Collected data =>
= = = =

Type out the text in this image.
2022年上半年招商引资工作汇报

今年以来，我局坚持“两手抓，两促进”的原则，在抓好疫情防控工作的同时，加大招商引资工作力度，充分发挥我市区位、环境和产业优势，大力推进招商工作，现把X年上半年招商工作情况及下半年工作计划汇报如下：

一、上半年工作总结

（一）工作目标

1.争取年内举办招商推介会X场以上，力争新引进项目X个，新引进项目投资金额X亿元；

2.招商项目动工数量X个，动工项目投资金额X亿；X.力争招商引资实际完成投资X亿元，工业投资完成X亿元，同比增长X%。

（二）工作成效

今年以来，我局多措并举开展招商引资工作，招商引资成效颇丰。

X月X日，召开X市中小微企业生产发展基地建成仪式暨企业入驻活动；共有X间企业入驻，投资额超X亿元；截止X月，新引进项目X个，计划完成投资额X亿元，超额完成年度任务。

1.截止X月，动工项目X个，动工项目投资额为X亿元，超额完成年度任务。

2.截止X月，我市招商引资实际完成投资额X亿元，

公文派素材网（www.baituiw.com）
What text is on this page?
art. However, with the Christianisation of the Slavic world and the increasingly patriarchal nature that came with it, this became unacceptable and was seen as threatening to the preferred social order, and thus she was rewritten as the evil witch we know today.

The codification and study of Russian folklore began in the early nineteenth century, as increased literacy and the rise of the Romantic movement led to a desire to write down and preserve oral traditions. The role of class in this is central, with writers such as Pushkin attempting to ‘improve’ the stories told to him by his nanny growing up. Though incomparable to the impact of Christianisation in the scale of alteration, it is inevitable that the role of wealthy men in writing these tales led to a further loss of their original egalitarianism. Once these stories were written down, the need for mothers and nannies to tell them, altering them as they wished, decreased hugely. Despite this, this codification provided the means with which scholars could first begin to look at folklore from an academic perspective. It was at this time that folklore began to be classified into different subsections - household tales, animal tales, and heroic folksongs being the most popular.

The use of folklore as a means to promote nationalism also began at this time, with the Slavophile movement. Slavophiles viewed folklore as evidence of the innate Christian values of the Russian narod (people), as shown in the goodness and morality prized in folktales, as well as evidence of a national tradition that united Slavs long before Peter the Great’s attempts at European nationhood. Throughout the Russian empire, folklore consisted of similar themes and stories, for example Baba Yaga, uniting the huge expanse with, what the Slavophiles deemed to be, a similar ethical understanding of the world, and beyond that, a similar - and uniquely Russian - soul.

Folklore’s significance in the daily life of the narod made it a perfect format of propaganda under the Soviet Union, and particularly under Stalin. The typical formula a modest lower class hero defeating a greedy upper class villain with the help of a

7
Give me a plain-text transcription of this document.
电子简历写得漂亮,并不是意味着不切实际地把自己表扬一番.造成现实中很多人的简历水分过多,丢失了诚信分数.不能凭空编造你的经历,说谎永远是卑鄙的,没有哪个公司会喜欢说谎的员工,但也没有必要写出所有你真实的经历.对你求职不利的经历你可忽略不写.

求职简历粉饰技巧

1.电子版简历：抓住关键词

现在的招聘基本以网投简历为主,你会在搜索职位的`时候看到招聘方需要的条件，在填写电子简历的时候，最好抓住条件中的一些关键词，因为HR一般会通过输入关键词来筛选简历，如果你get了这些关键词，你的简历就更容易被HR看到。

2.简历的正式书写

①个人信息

= = = =

Find all lines holding the string "Christianisation" and copy them.

Output of the task =>
art. However, with the Christianisation of the Slavic world and the increasingly patriarchal nature that came with it, this became unacceptable and was seen as threatening to the preferred social order, and thus she was rewritten as the evil witch we know today.
The codification and study of Russian folklore began in the early nineteenth century, as increased literacy and the rise of the Romantic movement led to a desire to write down and preserve oral traditions. The role of class in this is central, with writers such as Pushkin attempting to ‘improve’ the stories told to him by his nanny growing up. Though incomparable to the impact of Christianisation in the scale of alteration, it is inevitable that the role of wealthy men in writing these tales led to a further loss of their original egalitarianism. Once these stories were written down, the need for mothers and nannies to tell them, altering them as they wished, decreased hugely. Despite this, this codification provided the means with which scholars could first begin to look at folklore from an academic perspective. It was at this time that folklore began to be classified into different subsections - household tales, animal tales, and heroic folksongs being the most popular.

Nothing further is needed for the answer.